- **JOB**
Write out the listing below again, switching "list-item" to "bullet-item" at every occurrence and keeping everything else the same.
══ SOURCE MATERIAL ══
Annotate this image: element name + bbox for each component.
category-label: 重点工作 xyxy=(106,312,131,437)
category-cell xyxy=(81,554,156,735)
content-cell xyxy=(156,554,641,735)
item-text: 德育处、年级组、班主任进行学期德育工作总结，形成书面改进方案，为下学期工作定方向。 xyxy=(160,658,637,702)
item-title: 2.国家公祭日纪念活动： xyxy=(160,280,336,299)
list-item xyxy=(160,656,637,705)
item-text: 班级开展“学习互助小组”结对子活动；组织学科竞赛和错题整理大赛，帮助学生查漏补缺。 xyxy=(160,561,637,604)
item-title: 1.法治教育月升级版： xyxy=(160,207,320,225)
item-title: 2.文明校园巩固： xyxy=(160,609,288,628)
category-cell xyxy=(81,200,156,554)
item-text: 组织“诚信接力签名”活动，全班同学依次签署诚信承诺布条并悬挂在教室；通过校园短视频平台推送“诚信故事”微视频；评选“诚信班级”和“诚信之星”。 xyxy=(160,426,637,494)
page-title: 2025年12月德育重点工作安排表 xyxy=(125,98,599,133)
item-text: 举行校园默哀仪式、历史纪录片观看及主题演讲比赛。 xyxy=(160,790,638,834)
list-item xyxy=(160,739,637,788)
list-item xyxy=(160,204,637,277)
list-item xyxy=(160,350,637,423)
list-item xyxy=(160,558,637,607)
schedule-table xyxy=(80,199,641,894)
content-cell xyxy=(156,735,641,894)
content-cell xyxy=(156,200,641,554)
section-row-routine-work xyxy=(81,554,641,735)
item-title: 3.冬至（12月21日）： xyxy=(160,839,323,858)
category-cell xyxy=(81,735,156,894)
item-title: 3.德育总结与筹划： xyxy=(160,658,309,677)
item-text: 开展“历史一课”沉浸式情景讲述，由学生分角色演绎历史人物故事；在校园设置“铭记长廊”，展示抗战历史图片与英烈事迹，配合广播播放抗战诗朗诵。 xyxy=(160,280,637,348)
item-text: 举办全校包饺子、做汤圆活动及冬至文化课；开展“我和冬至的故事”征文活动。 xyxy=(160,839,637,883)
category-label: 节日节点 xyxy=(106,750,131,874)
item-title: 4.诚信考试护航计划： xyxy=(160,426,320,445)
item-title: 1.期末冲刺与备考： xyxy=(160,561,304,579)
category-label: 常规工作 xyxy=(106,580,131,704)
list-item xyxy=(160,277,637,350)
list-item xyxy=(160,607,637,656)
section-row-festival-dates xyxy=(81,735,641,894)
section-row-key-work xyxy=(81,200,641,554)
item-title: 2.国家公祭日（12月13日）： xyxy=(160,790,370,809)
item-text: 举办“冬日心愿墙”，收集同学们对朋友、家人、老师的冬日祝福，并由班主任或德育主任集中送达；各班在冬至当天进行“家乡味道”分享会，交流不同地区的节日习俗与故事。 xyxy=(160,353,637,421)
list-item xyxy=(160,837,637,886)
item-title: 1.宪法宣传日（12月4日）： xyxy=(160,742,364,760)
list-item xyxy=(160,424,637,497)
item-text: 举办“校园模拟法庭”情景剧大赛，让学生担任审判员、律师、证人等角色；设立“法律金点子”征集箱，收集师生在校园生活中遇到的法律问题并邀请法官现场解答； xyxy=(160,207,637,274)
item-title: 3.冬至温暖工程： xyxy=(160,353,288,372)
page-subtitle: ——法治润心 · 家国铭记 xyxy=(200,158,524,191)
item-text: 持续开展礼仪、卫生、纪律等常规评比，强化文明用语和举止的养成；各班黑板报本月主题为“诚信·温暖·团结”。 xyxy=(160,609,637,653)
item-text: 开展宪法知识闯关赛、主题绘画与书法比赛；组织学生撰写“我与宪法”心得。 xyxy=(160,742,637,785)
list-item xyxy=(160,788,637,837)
═══
- **EXERCISE OUTPUT**
Annotate this image: element name + bbox for each component.
category-label: 重点工作 xyxy=(106,312,131,437)
category-cell xyxy=(81,554,156,735)
content-cell xyxy=(156,554,641,735)
item-text: 德育处、年级组、班主任进行学期德育工作总结，形成书面改进方案，为下学期工作定方向。 xyxy=(160,658,637,702)
item-title: 2.国家公祭日纪念活动： xyxy=(160,280,336,299)
bullet-item xyxy=(160,656,637,705)
item-text: 班级开展“学习互助小组”结对子活动；组织学科竞赛和错题整理大赛，帮助学生查漏补缺。 xyxy=(160,561,637,604)
item-title: 1.法治教育月升级版： xyxy=(160,207,320,225)
item-title: 2.文明校园巩固： xyxy=(160,609,288,628)
category-cell xyxy=(81,200,156,554)
item-text: 组织“诚信接力签名”活动，全班同学依次签署诚信承诺布条并悬挂在教室；通过校园短视频平台推送“诚信故事”微视频；评选“诚信班级”和“诚信之星”。 xyxy=(160,426,637,494)
page-title: 2025年12月德育重点工作安排表 xyxy=(125,98,599,133)
item-text: 举行校园默哀仪式、历史纪录片观看及主题演讲比赛。 xyxy=(160,790,638,834)
bullet-item xyxy=(160,739,637,788)
bullet-item xyxy=(160,204,637,277)
bullet-item xyxy=(160,350,637,423)
bullet-item xyxy=(160,558,637,607)
schedule-table xyxy=(80,199,641,894)
content-cell xyxy=(156,735,641,894)
content-cell xyxy=(156,200,641,554)
section-row-routine-work xyxy=(81,554,641,735)
item-title: 3.冬至（12月21日）： xyxy=(160,839,323,858)
category-cell xyxy=(81,735,156,894)
item-title: 3.德育总结与筹划： xyxy=(160,658,309,677)
item-text: 开展“历史一课”沉浸式情景讲述，由学生分角色演绎历史人物故事；在校园设置“铭记长廊”，展示抗战历史图片与英烈事迹，配合广播播放抗战诗朗诵。 xyxy=(160,280,637,348)
item-text: 举办全校包饺子、做汤圆活动及冬至文化课；开展“我和冬至的故事”征文活动。 xyxy=(160,839,637,883)
category-label: 节日节点 xyxy=(106,750,131,874)
item-title: 4.诚信考试护航计划： xyxy=(160,426,320,445)
item-title: 1.期末冲刺与备考： xyxy=(160,561,304,579)
category-label: 常规工作 xyxy=(106,580,131,704)
bullet-item xyxy=(160,277,637,350)
bullet-item xyxy=(160,607,637,656)
section-row-festival-dates xyxy=(81,735,641,894)
section-row-key-work xyxy=(81,200,641,554)
item-title: 2.国家公祭日（12月13日）： xyxy=(160,790,370,809)
item-text: 举办“冬日心愿墙”，收集同学们对朋友、家人、老师的冬日祝福，并由班主任或德育主任集中送达；各班在冬至当天进行“家乡味道”分享会，交流不同地区的节日习俗与故事。 xyxy=(160,353,637,421)
bullet-item xyxy=(160,837,637,886)
item-title: 1.宪法宣传日（12月4日）： xyxy=(160,742,364,760)
bullet-item xyxy=(160,424,637,497)
item-text: 举办“校园模拟法庭”情景剧大赛，让学生担任审判员、律师、证人等角色；设立“法律金点子”征集箱，收集师生在校园生活中遇到的法律问题并邀请法官现场解答； xyxy=(160,207,637,274)
item-title: 3.冬至温暖工程： xyxy=(160,353,288,372)
page-subtitle: ——法治润心 · 家国铭记 xyxy=(200,158,524,191)
item-text: 持续开展礼仪、卫生、纪律等常规评比，强化文明用语和举止的养成；各班黑板报本月主题为“诚信·温暖·团结”。 xyxy=(160,609,637,653)
item-text: 开展宪法知识闯关赛、主题绘画与书法比赛；组织学生撰写“我与宪法”心得。 xyxy=(160,742,637,785)
bullet-item xyxy=(160,788,637,837)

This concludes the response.